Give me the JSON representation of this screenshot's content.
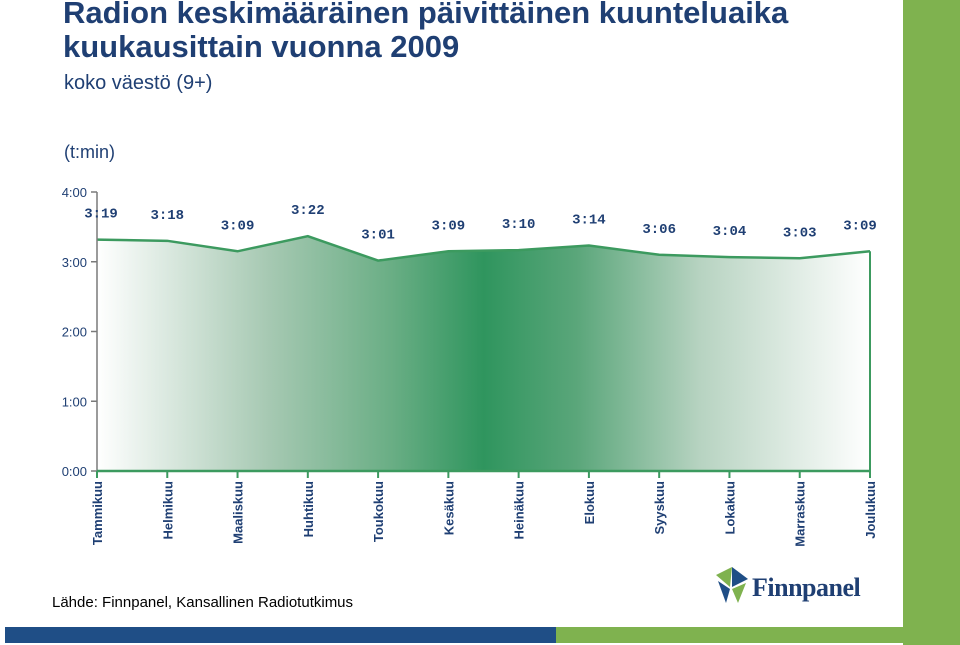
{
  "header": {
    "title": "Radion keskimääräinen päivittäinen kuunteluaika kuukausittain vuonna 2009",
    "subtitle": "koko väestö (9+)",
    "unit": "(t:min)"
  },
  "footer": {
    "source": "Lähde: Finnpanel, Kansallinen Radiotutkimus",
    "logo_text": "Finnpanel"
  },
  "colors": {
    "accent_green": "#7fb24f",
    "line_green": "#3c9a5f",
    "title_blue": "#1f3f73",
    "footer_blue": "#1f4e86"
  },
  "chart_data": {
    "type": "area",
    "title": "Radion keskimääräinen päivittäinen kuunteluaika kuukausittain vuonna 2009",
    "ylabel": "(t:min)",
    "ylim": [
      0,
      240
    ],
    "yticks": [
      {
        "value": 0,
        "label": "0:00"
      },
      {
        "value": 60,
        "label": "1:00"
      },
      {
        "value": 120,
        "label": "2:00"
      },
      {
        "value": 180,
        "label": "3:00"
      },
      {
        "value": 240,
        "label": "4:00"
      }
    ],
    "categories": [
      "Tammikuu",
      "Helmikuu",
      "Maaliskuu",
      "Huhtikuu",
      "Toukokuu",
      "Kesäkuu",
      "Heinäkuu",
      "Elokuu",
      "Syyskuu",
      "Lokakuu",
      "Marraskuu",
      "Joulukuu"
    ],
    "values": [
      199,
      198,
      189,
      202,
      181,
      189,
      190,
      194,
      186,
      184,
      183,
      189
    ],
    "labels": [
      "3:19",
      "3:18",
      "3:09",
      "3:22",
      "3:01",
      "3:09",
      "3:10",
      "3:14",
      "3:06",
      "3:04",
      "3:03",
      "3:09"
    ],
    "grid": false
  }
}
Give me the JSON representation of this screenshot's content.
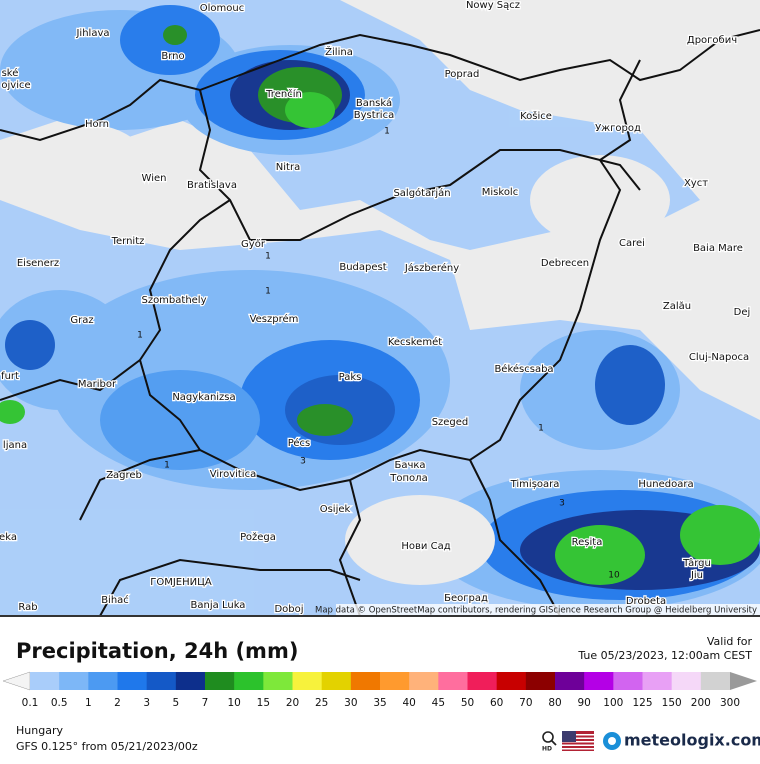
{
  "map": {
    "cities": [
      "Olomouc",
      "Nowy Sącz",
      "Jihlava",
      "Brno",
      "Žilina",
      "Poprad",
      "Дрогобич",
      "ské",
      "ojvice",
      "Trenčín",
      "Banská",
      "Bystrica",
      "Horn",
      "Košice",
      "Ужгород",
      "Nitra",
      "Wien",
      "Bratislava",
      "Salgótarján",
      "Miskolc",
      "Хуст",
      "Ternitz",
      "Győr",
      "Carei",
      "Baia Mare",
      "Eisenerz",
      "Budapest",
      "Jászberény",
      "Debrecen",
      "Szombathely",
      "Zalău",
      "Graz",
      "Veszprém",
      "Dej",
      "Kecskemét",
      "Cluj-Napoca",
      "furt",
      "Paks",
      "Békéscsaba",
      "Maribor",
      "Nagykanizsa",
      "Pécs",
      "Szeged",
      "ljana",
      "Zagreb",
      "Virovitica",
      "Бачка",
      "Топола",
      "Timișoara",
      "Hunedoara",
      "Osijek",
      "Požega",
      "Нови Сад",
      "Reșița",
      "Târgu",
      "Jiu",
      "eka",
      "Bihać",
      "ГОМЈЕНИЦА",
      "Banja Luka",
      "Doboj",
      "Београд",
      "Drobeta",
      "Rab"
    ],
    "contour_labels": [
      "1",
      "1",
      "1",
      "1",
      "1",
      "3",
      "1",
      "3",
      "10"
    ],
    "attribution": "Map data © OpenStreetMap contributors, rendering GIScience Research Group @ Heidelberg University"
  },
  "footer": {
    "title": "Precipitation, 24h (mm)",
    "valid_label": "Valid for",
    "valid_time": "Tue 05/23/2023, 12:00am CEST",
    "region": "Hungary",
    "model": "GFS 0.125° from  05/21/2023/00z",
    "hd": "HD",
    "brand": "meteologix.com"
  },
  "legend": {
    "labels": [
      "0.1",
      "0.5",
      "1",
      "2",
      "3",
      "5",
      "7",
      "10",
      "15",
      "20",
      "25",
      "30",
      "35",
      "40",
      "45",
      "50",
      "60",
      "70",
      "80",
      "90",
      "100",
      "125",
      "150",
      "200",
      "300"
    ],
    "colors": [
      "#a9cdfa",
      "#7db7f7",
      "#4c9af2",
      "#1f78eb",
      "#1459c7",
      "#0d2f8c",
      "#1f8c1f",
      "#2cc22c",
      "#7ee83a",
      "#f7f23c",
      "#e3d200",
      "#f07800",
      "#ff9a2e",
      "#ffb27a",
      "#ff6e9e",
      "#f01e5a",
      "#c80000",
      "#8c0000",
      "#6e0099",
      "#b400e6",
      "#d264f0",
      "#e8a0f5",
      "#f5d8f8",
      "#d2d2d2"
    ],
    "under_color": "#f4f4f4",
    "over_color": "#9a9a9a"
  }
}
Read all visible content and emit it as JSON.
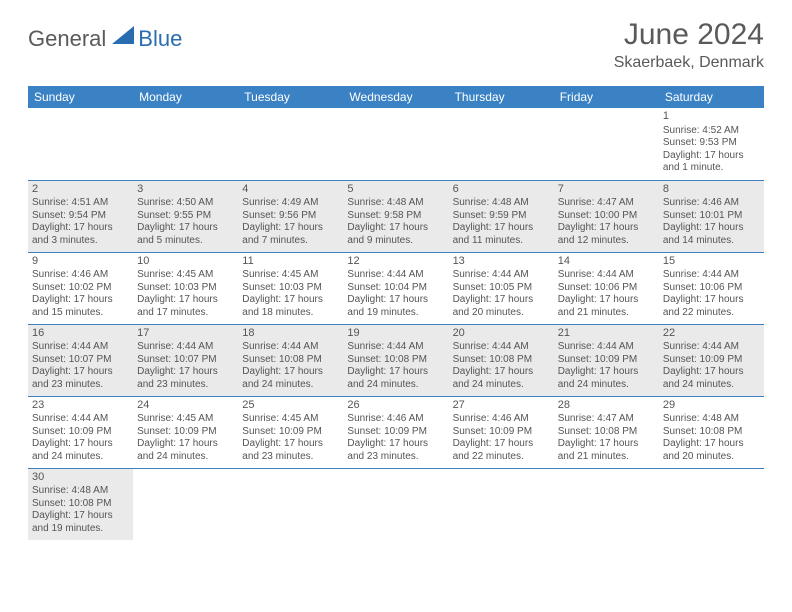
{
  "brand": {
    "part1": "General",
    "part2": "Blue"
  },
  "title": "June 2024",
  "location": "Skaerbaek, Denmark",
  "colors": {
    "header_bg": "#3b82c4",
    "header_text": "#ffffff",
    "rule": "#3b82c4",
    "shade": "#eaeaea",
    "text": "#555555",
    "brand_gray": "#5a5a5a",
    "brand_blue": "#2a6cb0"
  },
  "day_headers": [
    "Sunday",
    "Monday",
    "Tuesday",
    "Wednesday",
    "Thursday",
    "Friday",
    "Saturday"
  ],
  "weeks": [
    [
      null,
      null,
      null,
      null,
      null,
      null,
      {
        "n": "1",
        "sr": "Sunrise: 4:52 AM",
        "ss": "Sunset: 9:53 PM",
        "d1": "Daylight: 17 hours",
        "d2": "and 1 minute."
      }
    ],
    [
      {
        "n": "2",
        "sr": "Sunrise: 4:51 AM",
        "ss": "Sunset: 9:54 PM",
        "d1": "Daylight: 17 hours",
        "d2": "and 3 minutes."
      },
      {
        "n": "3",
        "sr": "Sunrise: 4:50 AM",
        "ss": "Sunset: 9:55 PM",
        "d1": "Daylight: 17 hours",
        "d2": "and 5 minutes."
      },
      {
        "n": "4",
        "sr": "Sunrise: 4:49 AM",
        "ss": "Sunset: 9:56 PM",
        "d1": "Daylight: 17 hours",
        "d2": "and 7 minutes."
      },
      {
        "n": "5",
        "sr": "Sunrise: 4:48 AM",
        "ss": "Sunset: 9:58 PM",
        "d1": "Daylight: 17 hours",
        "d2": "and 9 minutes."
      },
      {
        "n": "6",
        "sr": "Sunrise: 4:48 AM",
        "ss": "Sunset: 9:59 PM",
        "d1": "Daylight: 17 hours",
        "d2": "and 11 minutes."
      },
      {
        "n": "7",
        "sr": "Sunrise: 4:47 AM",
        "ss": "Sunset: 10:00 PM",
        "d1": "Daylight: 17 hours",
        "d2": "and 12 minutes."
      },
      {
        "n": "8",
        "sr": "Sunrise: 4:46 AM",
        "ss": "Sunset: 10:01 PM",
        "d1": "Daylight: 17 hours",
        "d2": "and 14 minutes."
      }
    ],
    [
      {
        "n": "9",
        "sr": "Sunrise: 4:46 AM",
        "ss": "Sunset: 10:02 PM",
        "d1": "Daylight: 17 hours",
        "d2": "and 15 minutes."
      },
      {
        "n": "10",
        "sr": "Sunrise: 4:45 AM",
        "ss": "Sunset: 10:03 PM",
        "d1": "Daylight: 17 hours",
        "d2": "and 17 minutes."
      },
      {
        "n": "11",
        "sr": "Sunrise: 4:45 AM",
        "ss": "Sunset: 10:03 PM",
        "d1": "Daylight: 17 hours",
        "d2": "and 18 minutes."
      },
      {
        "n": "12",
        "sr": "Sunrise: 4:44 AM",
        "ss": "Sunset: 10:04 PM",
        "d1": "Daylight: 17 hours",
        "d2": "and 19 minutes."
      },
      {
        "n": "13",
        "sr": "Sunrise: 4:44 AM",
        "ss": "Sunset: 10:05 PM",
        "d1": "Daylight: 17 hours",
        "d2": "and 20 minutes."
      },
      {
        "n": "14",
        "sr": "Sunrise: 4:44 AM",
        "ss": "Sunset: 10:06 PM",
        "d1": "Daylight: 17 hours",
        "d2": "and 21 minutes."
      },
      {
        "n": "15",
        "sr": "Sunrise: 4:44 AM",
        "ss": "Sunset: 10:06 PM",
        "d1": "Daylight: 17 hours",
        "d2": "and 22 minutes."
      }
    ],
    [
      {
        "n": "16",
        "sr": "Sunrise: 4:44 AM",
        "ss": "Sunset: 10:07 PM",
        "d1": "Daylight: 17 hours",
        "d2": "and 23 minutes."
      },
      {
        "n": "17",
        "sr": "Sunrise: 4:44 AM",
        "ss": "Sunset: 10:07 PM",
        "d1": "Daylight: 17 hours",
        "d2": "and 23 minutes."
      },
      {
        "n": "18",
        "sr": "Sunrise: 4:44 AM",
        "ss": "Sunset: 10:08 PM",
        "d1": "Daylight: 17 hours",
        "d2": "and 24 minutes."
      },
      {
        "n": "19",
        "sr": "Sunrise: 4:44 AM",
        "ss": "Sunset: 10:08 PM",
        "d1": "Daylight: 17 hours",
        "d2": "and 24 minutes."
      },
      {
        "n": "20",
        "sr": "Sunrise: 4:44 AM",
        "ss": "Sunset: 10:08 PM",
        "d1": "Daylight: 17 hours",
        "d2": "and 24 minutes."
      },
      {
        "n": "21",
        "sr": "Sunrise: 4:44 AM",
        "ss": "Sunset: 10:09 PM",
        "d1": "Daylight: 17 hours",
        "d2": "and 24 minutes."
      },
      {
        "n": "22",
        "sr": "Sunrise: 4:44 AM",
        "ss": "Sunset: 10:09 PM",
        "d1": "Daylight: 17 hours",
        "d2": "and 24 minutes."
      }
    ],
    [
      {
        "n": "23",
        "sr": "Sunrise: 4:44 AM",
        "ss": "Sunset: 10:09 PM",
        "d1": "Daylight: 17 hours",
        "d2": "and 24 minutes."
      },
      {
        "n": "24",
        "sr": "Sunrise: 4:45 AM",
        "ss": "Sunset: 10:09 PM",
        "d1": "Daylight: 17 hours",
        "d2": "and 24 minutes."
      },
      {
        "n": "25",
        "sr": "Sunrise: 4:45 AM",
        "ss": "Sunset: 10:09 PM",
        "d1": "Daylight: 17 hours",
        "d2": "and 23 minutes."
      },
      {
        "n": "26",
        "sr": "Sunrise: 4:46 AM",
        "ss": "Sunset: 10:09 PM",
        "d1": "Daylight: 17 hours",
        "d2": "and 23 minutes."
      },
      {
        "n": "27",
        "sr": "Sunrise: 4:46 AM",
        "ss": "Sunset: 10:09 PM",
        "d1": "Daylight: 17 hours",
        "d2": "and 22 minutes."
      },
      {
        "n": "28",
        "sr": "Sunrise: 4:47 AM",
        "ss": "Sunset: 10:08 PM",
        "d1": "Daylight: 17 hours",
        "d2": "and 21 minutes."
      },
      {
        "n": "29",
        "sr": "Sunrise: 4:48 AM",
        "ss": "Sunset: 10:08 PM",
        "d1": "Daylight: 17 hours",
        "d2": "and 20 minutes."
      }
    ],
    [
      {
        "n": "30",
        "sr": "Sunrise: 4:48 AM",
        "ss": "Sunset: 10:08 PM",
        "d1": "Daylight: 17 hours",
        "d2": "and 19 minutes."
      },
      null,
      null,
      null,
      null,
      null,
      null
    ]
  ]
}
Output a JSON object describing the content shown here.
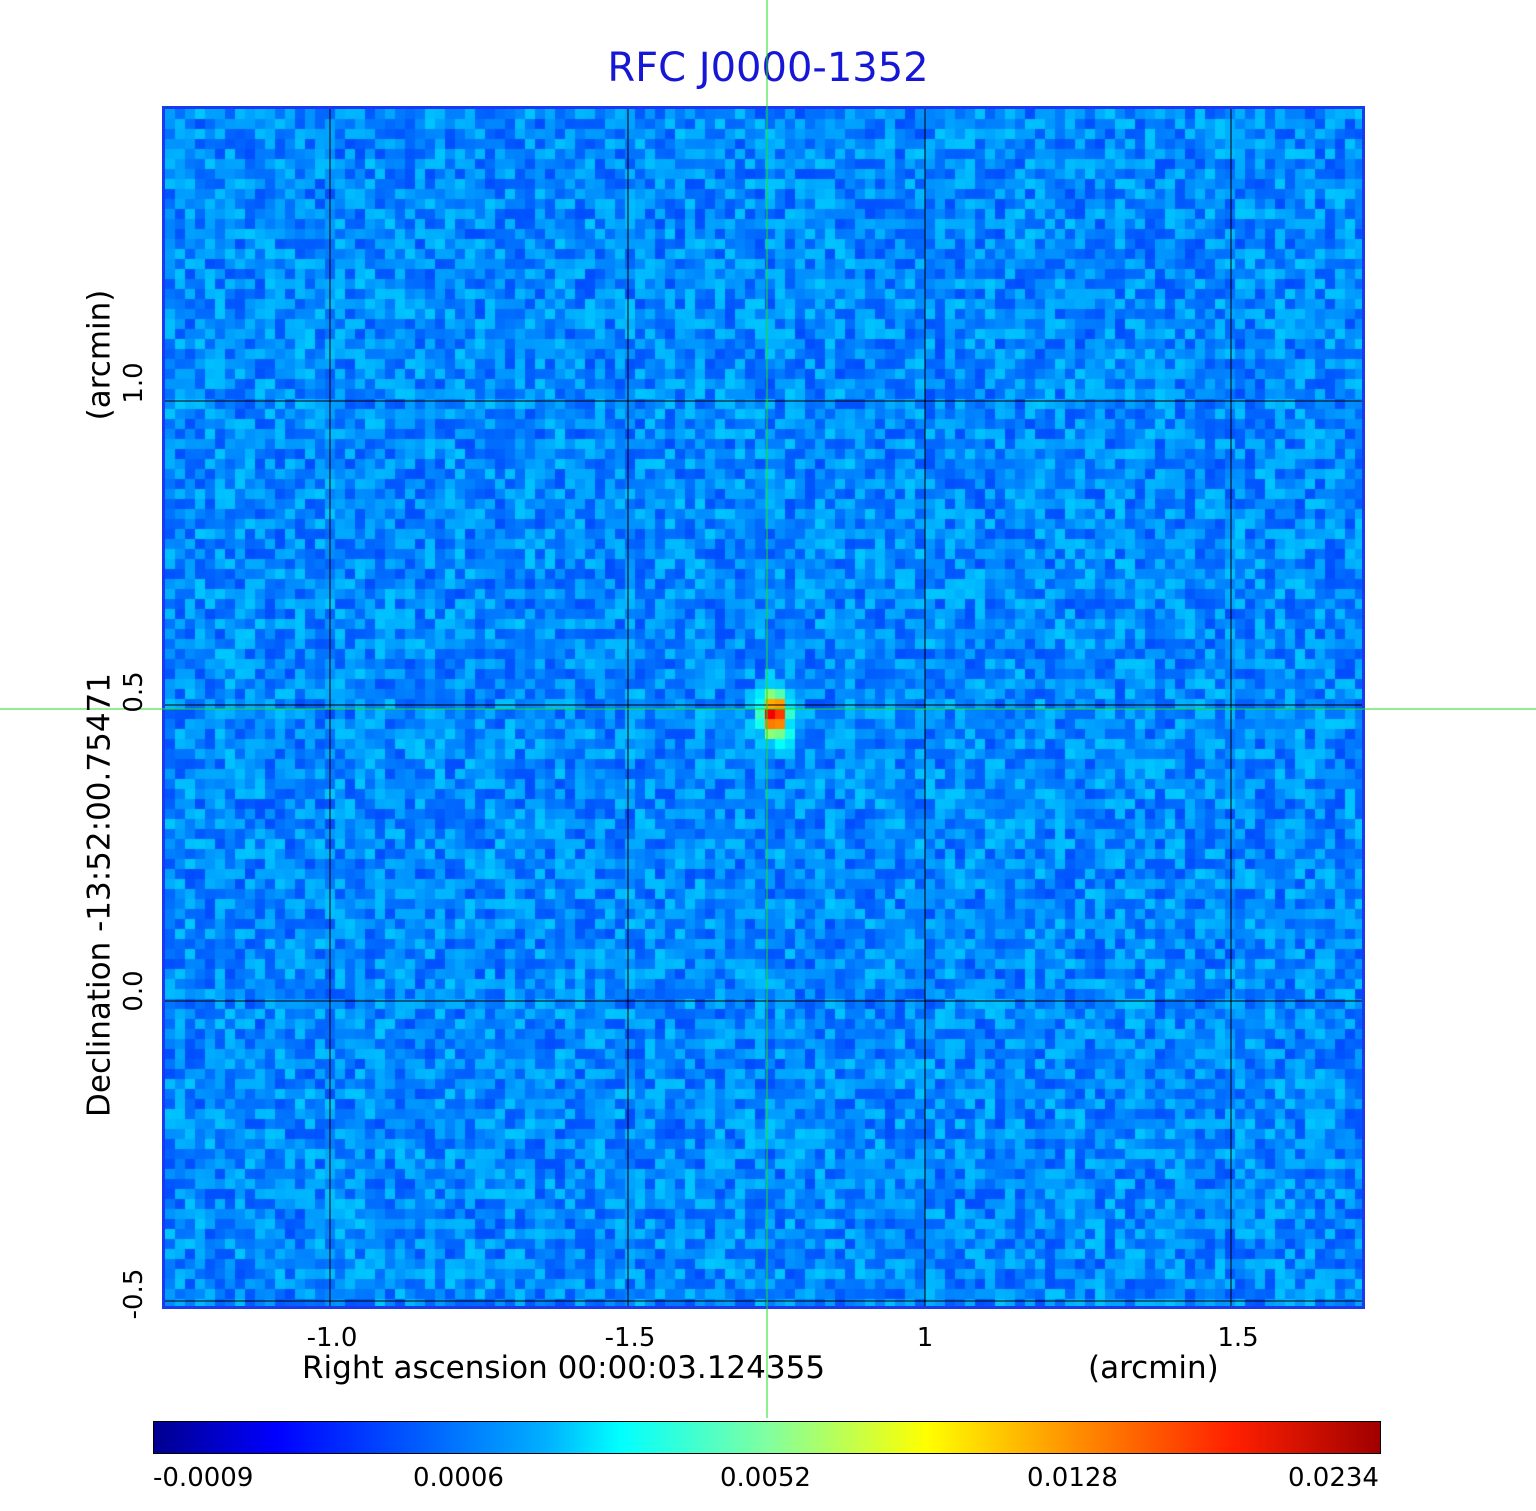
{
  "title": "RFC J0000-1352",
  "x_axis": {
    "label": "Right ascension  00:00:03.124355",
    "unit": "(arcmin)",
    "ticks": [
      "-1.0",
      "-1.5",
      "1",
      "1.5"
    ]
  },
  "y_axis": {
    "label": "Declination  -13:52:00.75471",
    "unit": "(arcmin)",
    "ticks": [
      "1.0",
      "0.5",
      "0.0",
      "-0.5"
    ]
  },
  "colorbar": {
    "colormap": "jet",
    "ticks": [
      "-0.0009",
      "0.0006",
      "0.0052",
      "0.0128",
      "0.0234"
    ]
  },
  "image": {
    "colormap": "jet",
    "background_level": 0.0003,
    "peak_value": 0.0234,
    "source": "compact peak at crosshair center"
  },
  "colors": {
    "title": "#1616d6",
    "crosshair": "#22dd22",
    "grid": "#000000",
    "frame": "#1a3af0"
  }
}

__Aim of the task__. Across the data, tally the lines containing "content" and give back the number alone.

__Response below__. 4